> **Written exercise**: Scan the material below for lines with the word "text" and report how many there are, with nothing added.

> **Data extracted from a collection**:
━━━
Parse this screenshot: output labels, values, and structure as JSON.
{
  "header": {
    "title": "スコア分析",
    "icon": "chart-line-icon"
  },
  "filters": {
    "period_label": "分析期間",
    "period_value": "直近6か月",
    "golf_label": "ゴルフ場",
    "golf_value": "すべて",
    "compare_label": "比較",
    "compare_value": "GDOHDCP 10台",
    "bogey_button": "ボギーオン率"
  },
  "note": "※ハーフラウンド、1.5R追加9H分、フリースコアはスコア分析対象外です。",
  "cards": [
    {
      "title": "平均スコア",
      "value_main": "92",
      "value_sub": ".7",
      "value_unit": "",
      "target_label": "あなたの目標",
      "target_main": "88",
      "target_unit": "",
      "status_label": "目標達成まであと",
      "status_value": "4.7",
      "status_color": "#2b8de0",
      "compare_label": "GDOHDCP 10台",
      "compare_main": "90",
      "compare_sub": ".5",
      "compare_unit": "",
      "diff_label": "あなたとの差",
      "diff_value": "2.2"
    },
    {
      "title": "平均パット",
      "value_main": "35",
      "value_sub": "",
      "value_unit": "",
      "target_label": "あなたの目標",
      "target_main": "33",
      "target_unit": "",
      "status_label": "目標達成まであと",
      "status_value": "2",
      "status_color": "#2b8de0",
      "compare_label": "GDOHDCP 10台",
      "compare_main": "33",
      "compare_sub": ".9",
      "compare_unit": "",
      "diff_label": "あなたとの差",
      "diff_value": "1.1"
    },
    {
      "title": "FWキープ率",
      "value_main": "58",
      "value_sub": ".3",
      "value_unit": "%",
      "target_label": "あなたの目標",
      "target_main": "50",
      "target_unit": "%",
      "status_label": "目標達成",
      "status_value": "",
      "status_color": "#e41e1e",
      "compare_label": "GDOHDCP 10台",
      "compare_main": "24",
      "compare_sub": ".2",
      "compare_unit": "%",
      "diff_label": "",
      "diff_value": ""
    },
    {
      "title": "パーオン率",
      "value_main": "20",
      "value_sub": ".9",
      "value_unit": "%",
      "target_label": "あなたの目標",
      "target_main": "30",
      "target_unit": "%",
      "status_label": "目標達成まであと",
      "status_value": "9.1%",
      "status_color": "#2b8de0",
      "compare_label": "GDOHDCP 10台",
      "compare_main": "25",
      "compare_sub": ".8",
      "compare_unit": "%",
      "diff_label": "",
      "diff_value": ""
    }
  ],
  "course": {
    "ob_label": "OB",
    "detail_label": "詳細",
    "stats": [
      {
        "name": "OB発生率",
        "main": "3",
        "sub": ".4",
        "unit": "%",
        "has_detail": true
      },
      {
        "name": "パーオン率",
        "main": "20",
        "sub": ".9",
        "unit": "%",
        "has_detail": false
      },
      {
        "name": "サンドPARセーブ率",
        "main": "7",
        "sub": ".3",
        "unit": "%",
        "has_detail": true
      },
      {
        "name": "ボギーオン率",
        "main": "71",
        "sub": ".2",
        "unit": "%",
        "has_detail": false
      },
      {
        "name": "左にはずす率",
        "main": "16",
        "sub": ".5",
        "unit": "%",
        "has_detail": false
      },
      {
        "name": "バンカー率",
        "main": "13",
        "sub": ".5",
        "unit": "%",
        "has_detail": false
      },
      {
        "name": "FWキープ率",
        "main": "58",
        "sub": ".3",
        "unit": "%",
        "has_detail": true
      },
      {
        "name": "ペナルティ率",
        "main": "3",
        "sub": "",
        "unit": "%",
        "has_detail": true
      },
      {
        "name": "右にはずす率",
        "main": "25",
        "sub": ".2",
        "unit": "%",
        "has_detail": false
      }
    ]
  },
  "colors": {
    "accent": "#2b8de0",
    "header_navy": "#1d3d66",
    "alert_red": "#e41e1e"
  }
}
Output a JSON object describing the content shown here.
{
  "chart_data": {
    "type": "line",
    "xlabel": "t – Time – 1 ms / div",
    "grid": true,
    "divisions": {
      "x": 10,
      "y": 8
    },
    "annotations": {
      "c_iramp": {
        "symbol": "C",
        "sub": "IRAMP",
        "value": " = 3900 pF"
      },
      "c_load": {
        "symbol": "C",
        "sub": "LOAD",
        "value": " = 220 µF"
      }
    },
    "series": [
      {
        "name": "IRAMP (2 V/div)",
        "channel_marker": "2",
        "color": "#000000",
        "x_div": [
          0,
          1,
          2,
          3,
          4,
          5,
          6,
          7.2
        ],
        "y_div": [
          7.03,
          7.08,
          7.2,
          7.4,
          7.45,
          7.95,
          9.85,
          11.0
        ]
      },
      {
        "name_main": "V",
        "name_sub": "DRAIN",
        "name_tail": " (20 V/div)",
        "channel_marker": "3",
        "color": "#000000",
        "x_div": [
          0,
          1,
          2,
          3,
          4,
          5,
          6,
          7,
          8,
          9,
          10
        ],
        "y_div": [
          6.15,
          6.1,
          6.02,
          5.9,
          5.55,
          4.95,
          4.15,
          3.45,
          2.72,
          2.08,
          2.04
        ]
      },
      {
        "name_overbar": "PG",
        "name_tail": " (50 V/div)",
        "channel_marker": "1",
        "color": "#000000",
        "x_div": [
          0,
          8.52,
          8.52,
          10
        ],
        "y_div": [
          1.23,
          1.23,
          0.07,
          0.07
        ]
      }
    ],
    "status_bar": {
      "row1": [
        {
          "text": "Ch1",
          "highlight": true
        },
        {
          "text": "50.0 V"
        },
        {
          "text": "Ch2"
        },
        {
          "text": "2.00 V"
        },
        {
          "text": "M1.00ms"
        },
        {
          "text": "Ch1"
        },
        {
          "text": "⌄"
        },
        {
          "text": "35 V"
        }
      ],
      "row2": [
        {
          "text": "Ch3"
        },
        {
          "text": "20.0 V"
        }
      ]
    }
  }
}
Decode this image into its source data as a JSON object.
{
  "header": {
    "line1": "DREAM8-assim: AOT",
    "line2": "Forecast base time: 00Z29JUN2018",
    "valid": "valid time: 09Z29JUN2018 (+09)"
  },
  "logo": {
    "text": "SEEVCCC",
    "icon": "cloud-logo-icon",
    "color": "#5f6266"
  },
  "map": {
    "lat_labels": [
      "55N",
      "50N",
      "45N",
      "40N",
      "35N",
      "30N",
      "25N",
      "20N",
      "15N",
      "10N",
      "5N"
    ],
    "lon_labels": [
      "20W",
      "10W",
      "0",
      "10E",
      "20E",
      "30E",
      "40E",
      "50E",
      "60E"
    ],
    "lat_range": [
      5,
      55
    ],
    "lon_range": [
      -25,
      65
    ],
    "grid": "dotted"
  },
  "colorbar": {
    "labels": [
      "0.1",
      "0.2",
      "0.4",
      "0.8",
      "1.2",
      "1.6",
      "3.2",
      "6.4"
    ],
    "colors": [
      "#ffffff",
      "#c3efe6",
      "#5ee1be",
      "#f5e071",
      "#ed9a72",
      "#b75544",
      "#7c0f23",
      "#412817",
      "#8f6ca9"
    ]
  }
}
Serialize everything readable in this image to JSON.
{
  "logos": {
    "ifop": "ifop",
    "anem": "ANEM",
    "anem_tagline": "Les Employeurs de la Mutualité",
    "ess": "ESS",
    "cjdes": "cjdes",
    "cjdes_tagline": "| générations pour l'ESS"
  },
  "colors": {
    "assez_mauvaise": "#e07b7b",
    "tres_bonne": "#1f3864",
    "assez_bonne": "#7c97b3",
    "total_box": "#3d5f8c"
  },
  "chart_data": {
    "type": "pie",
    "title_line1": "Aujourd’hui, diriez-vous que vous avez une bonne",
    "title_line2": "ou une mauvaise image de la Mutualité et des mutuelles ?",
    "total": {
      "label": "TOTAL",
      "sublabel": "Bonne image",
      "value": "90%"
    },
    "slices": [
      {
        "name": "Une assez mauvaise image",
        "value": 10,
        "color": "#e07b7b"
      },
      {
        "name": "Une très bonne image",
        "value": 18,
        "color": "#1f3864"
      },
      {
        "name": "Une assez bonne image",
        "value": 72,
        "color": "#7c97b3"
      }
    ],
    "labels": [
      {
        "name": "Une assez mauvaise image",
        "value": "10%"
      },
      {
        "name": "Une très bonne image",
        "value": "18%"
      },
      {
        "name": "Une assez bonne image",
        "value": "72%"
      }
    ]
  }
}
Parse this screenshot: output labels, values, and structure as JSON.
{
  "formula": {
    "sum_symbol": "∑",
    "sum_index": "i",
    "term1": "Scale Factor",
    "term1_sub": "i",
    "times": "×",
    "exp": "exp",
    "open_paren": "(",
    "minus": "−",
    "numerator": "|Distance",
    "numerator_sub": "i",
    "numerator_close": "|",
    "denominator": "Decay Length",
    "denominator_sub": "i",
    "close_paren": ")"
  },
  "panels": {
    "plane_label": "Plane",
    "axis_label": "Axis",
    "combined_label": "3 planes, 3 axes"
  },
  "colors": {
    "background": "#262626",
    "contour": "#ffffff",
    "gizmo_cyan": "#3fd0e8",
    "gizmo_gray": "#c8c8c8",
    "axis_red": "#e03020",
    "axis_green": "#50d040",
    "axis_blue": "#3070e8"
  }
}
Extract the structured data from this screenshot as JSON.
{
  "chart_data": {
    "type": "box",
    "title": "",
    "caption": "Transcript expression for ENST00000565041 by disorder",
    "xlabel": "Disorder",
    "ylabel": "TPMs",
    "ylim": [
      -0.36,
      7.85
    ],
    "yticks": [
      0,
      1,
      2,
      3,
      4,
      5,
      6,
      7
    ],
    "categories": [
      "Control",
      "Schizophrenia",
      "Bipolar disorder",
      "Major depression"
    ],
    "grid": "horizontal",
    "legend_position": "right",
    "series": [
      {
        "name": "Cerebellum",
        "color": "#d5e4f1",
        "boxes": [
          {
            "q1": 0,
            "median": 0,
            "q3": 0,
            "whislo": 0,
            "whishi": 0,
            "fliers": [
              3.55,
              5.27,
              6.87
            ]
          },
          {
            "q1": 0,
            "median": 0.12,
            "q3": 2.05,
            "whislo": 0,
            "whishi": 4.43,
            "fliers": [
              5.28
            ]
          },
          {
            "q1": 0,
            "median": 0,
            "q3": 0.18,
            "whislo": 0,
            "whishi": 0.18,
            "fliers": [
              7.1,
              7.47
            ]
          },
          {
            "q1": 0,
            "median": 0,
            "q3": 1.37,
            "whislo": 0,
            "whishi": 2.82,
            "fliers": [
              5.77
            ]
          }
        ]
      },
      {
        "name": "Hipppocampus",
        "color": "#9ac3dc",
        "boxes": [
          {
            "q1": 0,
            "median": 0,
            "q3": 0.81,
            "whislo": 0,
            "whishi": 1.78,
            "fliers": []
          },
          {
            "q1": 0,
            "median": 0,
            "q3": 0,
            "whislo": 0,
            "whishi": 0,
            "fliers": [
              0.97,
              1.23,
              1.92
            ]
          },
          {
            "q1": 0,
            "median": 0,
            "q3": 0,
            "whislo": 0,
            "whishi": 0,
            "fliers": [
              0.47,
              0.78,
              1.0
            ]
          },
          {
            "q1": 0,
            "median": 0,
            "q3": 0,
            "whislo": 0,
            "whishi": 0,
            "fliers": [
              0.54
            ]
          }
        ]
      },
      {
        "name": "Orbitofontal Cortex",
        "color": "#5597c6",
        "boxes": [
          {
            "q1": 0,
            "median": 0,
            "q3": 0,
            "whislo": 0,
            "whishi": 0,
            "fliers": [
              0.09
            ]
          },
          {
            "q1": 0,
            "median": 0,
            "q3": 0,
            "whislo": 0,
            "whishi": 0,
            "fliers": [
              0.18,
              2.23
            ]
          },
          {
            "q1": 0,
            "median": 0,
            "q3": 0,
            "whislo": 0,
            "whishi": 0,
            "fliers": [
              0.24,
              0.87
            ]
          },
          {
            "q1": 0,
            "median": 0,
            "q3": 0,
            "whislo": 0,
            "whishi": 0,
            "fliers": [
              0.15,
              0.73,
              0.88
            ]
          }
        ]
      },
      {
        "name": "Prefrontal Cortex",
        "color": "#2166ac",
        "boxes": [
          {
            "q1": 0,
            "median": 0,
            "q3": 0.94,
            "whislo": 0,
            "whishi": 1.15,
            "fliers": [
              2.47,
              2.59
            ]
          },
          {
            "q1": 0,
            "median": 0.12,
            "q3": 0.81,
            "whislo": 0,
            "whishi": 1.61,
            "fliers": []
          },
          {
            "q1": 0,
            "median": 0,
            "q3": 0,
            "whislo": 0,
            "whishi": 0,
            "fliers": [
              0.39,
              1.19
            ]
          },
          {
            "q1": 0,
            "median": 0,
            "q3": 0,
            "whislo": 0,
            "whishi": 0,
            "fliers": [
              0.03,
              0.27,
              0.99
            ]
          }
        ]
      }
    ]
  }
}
━━━
> **Correct response**: 11